What the task requires
According to the Bainton Prizes page, what is the deadline for sending a copy of a nominated work?

Extract

● ● ●

Roland H. Bainton Prizes

Roland H. Bainton, 1894 - 1984, was the Titus Street Professor of Ecclesiastical History at Yale University, the advisor of many Ph.D. students, the author of over a dozen important books, including the now classic Here I Stand (1954). He was an ardent supporter of early modern studies and was president of the Center for Reformation Research the year the Sixteenth Century Society was planned at a meeting of the Center’s advisory board. 

Four prizes are awarded yearly for the best books written in English dealing with four categories within the time frame of the Early Modern Era (1450-1750): Art and Music History, History and Theology, Literature, and Reference Works. The prize-winning book in each category is chosen by a committee of three Society members. 

Criteria for selection shall include: 

  1. quality and originality of research 

  2. methodological skill and/or innovation 

  3. development of fresh and stimulating interpretations or insights 

  4. literary quality 

Nominations for the prize may be made by anyone, including authors. Nominations should be sent to the Executive Director (director@sixteenthcentury.org), who will then send contact information for the committee members. A copy of the nominated work, either in hard copy or electronic form, should then be sent no later than 1 April.

The books to be considered for the prize will be those books published within the preceding calendar year. Anthologies and collections of essays will not be accepted, except in the reference category.

If you wish to help support the Bainton Prizes, please donate here. To learn more about Professor Bainton, please click here.

Past Winners: 

2023

  • History and Theology: Marjorie Elizabeth Plummer, Stripping the Veil: Convent Reform, Protestant Nuns, and Female Devotional Life in Sixteenth-Century German (Oxford University Press) 2022

  • Literature: Douglas S. Pfeiffer, Authorial Personality and the Making of Renaissance Texts: The Force of Character (Oxford University Press) 2022

  • Reference: Elizabeth Scott-Baumann, Danielle Clark, and Sarah C.E. Ross (eds.), The Oxford Handbook of Early Modern Women’s Writing in English, 1540-1700 (Oxford University Press) 2022

  • Art and Music History: Walter S. Melion, Karel van Mander and his Foundation of the Noble, Free Art of Painting (Brill) 2022

2022

  • History and Theology: Alisha Rankin, Poison Trials: Wonder Drugs, Experiment, and the Battle for Authority in Renaissance Science (University of Chicago Press) 2021

  • Literature: Lena Cowen Orlin: The Private Life of William Shakespeare (Oxford University Press) 2021

  • Reference: Bernd Renner, A Companion to François Rabelais (Brill) 2021

  • Art and Music History: Andrew R. Casper, An Artful Relic: The Shroud of Turin in Baroque Italy (Penn State University Press) 2021

2021

  • History and Theology: Magda Teeter, Blood Libel: On the Trail of an Antisemitic Myth (Harvard University Press) 2020

  • Literature: Helen Moore, Amadis in English (Oxford University Press) 2020

  • Reference: Malcolm Walsby, Booksellers and Printers in Provincial France, 1470-1600 (Brill) 2020

  • Art and Music: Paula Hohti Erichsen, Artisans, Objects, and Everyday Life in Renaissance Italy: The Material Culture of the Middling Class (Amsterdam University Press) 2020

2020

  • History and Theology: Erin Rowe, Black Saints in Early Modern Global Catholicism(Cambridge University Press, 2019)

● ● ●

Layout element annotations
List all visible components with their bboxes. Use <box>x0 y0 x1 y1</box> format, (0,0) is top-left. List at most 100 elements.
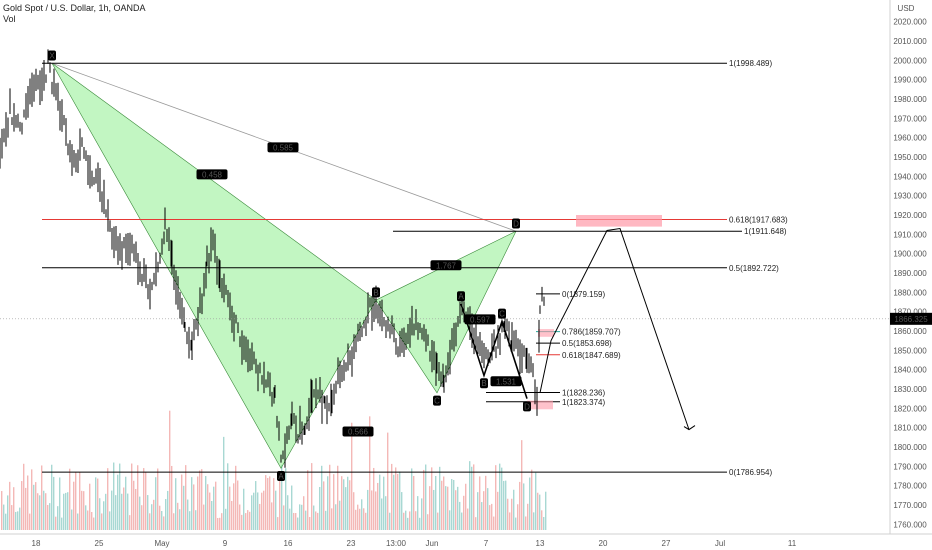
volume-bar <box>217 517 219 530</box>
fib-level-label: 1(1828.236) <box>562 388 605 397</box>
volume-bar <box>495 465 497 530</box>
volume-bar <box>183 485 185 530</box>
volume-bar <box>491 503 493 530</box>
volume-bar <box>301 504 303 530</box>
volume-bar <box>103 501 105 530</box>
volume-bar <box>177 502 179 530</box>
volume-bar <box>369 416 371 530</box>
volume-bar <box>379 474 381 530</box>
volume-bar <box>225 508 227 530</box>
volume-bar <box>135 488 137 530</box>
pattern-point-label-badge <box>433 395 441 406</box>
volume-bar <box>347 476 349 530</box>
volume-bar <box>391 463 393 530</box>
y-tick-label: 1900.000 <box>893 250 927 259</box>
volume-bar <box>437 512 439 530</box>
volume-bar <box>443 476 445 530</box>
price-candles <box>0 49 545 468</box>
volume-bar <box>97 478 99 530</box>
volume-bar <box>109 511 111 530</box>
volume-bar <box>365 512 367 530</box>
volume-bar <box>485 475 487 530</box>
volume-bar <box>481 502 483 530</box>
volume-bar <box>289 508 291 530</box>
volume-bar <box>237 480 239 530</box>
volume-bar <box>359 508 361 530</box>
last-price-label: 1866.325 <box>894 315 928 324</box>
volume-bar <box>411 468 413 530</box>
volume-bar <box>545 491 547 530</box>
projection-arrowhead <box>683 425 696 431</box>
small-point-label-badge <box>457 291 465 302</box>
volume-bar <box>465 483 467 530</box>
volume-bar <box>467 508 469 530</box>
fib-level-label: 0(1879.159) <box>562 290 605 299</box>
symbol-title[interactable]: Gold Spot / U.S. Dollar, 1h, OANDA <box>3 3 146 13</box>
volume-bar <box>55 516 57 530</box>
volume-bar <box>339 500 341 530</box>
volume-bar <box>23 463 25 530</box>
ratio-label-badge <box>267 142 299 153</box>
fib-level-label: 1(1911.648) <box>744 227 787 236</box>
volume-bar <box>257 492 259 530</box>
volume-bar <box>203 504 205 530</box>
x-tick-label: 23 <box>347 539 356 548</box>
volume-bar <box>261 492 263 530</box>
volume-bars <box>1 410 547 530</box>
volume-bar <box>189 511 191 530</box>
y-tick-label: 1870.000 <box>893 308 927 317</box>
volume-bar <box>37 493 39 530</box>
volume-bar <box>421 498 423 530</box>
volume-bar <box>185 465 187 530</box>
volume-bar <box>145 472 147 530</box>
volume-bar <box>105 493 107 530</box>
fib-level-label: 0(1786.954) <box>729 468 772 477</box>
y-tick-label: 1820.000 <box>893 404 927 413</box>
volume-bar <box>513 489 515 530</box>
y-tick-label: 1770.000 <box>893 501 927 510</box>
volume-bar <box>93 517 95 530</box>
y-tick-label: 1810.000 <box>893 424 927 433</box>
volume-bar <box>159 505 161 530</box>
volume-bar <box>389 512 391 530</box>
volume-bar <box>527 503 529 530</box>
volume-bar <box>223 436 225 530</box>
volume-bar <box>473 464 475 530</box>
volume-bar <box>341 476 343 530</box>
volume-bar <box>193 484 195 530</box>
y-tick-label: 1970.000 <box>893 114 927 123</box>
volume-bar <box>543 516 545 530</box>
volume-bar <box>355 509 357 530</box>
volume-bar <box>95 477 97 530</box>
volume-bar <box>483 491 485 530</box>
volume-bar <box>415 511 417 530</box>
volume-bar <box>329 464 331 530</box>
volume-bar <box>89 483 91 530</box>
small-point-label-badge <box>523 401 531 412</box>
volume-bar <box>303 496 305 530</box>
x-tick-label: 20 <box>599 539 608 548</box>
x-tick-label: 9 <box>223 539 228 548</box>
y-tick-label: 1760.000 <box>893 520 927 529</box>
volume-bar <box>263 490 265 530</box>
y-tick-label: 1990.000 <box>893 76 927 85</box>
y-tick-label: 1880.000 <box>893 288 927 297</box>
volume-bar <box>397 474 399 530</box>
volume-bar <box>51 464 53 530</box>
volume-bar <box>87 510 89 530</box>
volume-bar <box>39 495 41 530</box>
volume-bar <box>463 495 465 530</box>
ratio-label-text: 0.458 <box>202 170 223 179</box>
volume-bar <box>455 490 457 530</box>
pattern-point-label-badge <box>512 218 520 229</box>
small-point-label-text: B <box>481 379 486 388</box>
volume-bar <box>1 491 3 530</box>
volume-bar <box>517 504 519 530</box>
volume-bar <box>419 517 421 530</box>
volume-bar <box>399 471 401 530</box>
volume-bar <box>17 511 19 530</box>
volume-bar <box>133 480 135 530</box>
small-point-label-text: C <box>499 310 505 319</box>
volume-bar <box>73 481 75 530</box>
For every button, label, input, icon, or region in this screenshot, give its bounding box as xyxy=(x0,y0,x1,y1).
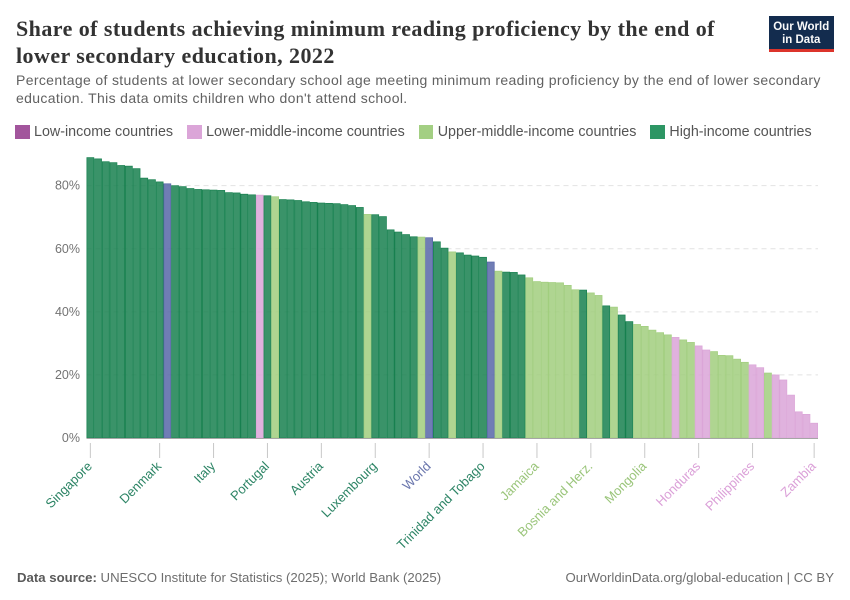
svg-text:Denmark: Denmark xyxy=(116,458,164,506)
svg-text:20%: 20% xyxy=(55,368,80,382)
svg-text:Jamaica: Jamaica xyxy=(497,458,542,503)
svg-text:Austria: Austria xyxy=(287,458,327,498)
svg-text:Philippines: Philippines xyxy=(702,458,757,513)
svg-text:80%: 80% xyxy=(55,179,80,193)
svg-text:Portugal: Portugal xyxy=(227,458,272,503)
svg-text:World: World xyxy=(399,459,433,493)
svg-text:40%: 40% xyxy=(55,305,80,319)
svg-text:Singapore: Singapore xyxy=(42,459,95,512)
svg-text:Luxembourg: Luxembourg xyxy=(318,459,380,521)
svg-text:Italy: Italy xyxy=(191,458,219,486)
svg-text:60%: 60% xyxy=(55,242,80,256)
svg-text:Mongolia: Mongolia xyxy=(601,458,649,506)
svg-text:0%: 0% xyxy=(62,431,80,445)
svg-text:Zambia: Zambia xyxy=(778,458,820,500)
svg-text:Honduras: Honduras xyxy=(653,458,704,509)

● ● ●

Solution to the problem
A copy of the nominated work must be sent no later than 1 April.